** start READING PASSAGE **

Using a function to parse/return the Nth field of a delimited column

Anandanvijay-804030, 2009-11-06 (first published: 2009-10-15)

Often, DBAs are kept busy with requests to assist users and developers get information from Point A to Point B in a hurry. Even with the vast array of Microsoft and third-party development tools available for SQL server, it sometimes is necessary to think outside of the box to get some data imported into a relational database, even if the process is less than efficient (and sometimes downright ugly)! Here is one function that I think many database administrators should have in their arsenal of adhoc scripts when called upon to assist with ETL activities and researching data transformation issues.

** end READING PASSAGE **

__STATED TASK 1__.
Arrange the entries as a numbered list, from their first line up to and including the line containing "history-item: Added $1200.00", and leave out any blank lines.

** start MATERIAL **

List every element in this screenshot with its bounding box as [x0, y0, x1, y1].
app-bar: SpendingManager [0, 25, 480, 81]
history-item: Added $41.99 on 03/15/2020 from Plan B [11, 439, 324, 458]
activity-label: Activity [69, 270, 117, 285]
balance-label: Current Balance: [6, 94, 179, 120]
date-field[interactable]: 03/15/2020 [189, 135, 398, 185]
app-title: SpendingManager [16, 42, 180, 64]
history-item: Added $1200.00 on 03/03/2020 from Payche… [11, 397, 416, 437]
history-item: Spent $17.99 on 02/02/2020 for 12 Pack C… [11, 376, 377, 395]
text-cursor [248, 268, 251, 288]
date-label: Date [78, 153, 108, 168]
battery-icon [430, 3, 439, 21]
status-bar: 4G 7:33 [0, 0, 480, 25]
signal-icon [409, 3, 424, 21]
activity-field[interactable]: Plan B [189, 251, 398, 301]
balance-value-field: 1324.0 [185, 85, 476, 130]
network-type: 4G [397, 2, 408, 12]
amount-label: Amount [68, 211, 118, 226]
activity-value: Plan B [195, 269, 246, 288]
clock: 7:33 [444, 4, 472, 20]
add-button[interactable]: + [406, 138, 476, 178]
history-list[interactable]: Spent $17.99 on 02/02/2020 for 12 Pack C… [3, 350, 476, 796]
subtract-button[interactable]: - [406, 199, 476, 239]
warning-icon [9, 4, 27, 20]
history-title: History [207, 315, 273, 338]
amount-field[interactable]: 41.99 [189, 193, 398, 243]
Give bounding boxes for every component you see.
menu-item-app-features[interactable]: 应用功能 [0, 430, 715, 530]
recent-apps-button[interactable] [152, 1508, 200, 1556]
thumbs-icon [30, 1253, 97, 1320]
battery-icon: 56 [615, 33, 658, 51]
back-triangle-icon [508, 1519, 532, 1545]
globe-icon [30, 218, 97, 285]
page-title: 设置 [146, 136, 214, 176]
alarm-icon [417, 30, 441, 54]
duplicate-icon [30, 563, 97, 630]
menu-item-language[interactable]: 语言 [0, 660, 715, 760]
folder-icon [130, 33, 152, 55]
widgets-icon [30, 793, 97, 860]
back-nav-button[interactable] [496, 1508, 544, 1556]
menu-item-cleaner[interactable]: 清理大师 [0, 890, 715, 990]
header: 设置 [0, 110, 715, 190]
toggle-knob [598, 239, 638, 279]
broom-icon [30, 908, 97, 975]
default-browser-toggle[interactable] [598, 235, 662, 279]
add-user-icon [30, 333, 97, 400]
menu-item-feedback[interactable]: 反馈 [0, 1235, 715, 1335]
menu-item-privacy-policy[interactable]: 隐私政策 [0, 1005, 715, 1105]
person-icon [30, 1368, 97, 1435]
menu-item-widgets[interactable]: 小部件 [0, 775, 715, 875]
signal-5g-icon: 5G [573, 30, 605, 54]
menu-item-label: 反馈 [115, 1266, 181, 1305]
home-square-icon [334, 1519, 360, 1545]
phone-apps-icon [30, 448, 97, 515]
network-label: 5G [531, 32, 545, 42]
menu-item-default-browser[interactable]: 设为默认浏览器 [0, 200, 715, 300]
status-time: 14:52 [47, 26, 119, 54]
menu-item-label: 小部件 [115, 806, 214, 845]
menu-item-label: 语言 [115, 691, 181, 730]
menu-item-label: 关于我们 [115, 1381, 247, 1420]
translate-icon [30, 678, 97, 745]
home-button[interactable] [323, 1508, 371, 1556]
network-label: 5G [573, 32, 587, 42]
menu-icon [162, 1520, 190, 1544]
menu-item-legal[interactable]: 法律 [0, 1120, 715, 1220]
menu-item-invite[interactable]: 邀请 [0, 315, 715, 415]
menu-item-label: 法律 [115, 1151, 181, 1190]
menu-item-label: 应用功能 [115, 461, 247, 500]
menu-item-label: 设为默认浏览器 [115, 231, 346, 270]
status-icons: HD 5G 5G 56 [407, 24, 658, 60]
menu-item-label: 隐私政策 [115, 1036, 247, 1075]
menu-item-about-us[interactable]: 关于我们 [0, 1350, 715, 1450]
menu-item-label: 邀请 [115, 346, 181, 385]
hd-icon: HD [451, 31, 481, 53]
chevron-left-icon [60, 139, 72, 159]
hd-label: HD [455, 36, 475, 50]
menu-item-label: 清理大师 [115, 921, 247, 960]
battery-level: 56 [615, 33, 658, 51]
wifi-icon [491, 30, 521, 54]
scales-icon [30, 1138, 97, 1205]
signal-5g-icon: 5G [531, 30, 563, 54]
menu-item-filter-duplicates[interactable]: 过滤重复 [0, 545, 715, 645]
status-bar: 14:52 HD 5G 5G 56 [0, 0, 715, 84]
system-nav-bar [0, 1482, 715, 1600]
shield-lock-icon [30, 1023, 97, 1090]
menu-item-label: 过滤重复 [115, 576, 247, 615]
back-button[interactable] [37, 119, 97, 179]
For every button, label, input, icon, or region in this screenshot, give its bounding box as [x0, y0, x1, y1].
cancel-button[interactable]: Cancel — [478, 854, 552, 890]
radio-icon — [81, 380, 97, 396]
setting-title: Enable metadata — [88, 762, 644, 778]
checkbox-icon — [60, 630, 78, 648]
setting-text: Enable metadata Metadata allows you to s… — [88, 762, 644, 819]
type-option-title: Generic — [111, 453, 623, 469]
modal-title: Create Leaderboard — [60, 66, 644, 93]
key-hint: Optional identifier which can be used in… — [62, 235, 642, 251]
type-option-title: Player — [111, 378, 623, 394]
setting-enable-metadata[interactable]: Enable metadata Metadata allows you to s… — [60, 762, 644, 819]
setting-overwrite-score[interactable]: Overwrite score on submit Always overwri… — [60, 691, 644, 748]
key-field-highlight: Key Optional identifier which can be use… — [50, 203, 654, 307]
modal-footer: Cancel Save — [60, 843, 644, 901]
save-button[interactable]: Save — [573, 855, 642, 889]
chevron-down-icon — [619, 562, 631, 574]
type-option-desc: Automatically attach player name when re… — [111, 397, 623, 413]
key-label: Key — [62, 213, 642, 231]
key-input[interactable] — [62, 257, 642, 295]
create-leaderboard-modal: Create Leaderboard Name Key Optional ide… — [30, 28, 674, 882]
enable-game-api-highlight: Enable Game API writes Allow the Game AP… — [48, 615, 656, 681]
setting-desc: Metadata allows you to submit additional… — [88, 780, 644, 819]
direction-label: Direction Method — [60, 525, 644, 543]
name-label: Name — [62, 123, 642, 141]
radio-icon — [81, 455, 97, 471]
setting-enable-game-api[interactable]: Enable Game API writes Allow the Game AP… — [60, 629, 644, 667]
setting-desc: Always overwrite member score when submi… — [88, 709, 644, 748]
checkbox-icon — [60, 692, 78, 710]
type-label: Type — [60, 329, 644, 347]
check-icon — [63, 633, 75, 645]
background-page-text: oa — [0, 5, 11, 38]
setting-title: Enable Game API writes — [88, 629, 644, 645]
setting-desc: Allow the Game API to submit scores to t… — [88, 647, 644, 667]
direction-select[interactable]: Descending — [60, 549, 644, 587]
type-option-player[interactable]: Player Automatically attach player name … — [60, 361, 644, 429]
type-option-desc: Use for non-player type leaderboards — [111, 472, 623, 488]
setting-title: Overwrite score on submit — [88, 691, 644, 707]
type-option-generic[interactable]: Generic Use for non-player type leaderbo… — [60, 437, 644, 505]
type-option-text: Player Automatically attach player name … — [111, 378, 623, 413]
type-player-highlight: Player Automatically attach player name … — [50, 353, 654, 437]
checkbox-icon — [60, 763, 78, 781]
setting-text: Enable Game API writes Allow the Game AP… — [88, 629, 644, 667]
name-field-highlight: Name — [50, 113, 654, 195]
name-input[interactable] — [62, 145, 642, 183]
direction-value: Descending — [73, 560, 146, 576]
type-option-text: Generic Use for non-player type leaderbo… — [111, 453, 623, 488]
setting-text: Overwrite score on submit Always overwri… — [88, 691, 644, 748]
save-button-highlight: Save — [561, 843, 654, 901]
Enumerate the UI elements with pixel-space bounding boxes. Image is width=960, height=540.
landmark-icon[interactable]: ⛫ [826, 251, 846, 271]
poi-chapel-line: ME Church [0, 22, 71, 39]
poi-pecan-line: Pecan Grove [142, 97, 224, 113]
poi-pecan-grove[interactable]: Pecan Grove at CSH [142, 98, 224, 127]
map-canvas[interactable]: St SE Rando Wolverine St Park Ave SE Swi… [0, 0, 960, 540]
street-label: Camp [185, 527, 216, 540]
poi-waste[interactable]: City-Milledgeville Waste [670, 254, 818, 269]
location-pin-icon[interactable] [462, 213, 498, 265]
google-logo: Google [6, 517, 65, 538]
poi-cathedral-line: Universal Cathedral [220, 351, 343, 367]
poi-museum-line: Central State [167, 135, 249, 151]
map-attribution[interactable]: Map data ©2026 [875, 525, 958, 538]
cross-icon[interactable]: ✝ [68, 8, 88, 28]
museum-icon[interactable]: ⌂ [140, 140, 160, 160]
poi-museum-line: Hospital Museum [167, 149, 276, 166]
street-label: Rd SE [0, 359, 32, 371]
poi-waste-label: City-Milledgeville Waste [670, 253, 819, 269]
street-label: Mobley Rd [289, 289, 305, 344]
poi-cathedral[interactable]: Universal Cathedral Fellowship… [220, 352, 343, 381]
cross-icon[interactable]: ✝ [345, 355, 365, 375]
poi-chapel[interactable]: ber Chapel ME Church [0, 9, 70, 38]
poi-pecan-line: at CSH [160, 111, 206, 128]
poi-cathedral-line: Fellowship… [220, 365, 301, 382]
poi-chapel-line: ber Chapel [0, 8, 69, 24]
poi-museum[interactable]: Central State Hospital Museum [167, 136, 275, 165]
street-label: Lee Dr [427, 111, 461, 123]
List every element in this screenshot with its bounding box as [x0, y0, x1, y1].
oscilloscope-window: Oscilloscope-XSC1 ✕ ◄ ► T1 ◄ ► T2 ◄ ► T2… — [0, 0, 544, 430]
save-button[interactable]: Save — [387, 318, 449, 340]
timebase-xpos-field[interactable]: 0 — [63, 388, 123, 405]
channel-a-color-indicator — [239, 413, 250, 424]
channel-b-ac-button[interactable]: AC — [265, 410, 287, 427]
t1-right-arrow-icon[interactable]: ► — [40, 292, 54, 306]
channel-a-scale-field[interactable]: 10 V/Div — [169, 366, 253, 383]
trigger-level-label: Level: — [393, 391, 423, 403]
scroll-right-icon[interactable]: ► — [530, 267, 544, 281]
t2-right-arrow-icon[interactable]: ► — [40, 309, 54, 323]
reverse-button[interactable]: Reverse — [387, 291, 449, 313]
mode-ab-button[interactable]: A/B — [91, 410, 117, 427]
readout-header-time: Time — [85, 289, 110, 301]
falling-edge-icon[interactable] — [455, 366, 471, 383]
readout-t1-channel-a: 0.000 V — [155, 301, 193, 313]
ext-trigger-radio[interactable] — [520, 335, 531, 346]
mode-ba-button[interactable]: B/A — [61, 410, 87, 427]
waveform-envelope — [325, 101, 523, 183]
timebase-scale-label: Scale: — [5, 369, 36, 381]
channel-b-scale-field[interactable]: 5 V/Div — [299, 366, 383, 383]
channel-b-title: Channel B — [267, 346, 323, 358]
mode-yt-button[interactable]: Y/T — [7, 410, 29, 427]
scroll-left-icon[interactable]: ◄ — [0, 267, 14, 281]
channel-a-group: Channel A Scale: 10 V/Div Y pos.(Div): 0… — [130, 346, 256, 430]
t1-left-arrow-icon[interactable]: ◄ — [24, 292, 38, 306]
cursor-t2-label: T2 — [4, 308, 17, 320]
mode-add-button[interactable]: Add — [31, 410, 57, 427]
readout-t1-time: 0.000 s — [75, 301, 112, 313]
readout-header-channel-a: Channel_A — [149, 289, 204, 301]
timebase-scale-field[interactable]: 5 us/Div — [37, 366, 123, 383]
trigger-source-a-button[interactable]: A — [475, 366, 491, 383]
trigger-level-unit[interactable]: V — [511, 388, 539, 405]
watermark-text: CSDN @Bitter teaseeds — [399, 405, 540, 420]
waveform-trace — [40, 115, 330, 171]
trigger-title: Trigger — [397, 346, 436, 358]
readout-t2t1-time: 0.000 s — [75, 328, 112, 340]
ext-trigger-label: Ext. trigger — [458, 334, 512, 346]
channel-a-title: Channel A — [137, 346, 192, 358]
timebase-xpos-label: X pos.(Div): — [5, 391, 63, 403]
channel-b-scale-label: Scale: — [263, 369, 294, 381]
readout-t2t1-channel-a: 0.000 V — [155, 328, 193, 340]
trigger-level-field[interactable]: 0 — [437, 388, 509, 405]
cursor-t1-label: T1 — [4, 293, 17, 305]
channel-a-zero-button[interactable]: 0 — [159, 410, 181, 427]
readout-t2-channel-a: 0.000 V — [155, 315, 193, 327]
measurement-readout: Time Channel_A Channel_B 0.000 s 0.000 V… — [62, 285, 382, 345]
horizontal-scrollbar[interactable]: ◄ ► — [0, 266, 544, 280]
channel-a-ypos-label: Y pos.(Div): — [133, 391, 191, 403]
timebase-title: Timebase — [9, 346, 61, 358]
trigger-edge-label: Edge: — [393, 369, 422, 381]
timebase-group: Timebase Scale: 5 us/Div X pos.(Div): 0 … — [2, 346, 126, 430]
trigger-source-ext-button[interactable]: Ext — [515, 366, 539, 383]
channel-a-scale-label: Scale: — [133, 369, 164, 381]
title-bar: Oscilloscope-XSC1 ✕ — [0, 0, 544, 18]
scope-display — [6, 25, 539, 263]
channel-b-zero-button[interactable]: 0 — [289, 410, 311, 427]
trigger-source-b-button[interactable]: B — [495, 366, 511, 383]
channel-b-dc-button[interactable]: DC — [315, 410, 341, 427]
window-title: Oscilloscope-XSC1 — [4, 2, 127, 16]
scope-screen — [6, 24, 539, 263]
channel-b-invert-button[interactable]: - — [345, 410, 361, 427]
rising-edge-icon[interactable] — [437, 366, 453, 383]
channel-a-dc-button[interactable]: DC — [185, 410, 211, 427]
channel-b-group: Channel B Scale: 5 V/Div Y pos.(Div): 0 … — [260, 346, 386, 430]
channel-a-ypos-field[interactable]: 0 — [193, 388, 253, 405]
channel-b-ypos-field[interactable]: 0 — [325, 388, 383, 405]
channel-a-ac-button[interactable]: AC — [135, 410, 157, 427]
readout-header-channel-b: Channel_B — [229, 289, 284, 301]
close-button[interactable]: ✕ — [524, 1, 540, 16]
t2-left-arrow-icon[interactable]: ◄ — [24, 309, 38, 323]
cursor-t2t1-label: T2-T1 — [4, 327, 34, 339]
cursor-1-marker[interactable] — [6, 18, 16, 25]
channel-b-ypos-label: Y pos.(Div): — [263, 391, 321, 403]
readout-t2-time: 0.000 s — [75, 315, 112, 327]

** end MATERIAL **

__STATED TASK 2__.
Pick up the article about a function that returns the Nth field of a delimited column and continue it from its last sentence.

__TASK RESPONSE 1__.
1. List every element in this screenshot with its bounding box as [x0, y0, x1, y1].
2. app-bar: SpendingManager [0, 25, 480, 81]
3. history-item: Added $41.99 on 03/15/2020 from Plan B [11, 439, 324, 458]
4. activity-label: Activity [69, 270, 117, 285]
5. balance-label: Current Balance: [6, 94, 179, 120]
6. date-field[interactable]: 03/15/2020 [189, 135, 398, 185]
7. app-title: SpendingManager [16, 42, 180, 64]
8. history-item: Added $1200.00 on 03/03/2020 from Payche… [11, 397, 416, 437]

__TASK RESPONSE 2__.
Those who have worked with DTS, SSIS, and other technologies often come across situations where columns between source flat (text) files and a destination SQL table fail to line up correctly -- whether due to "dirty" data, having delimiters within the data fields, mismatched datatypes/datalengths or unanticipated changes in either the file layout or the DDL (schema) of the destination SQL table. To find the offending piece of the puzzle, it can help to use the SQL datatype VARCHAR(MAX) , released starting with SQL 2005, to Bulk Import or BCP directly to a single column for every row in the file. Although this type of action might initially seem odd to some hardcore DBAs, it can be very helpful in an ETL situation to locate and correct data truncation issues which provide an ETL process to complete successfully.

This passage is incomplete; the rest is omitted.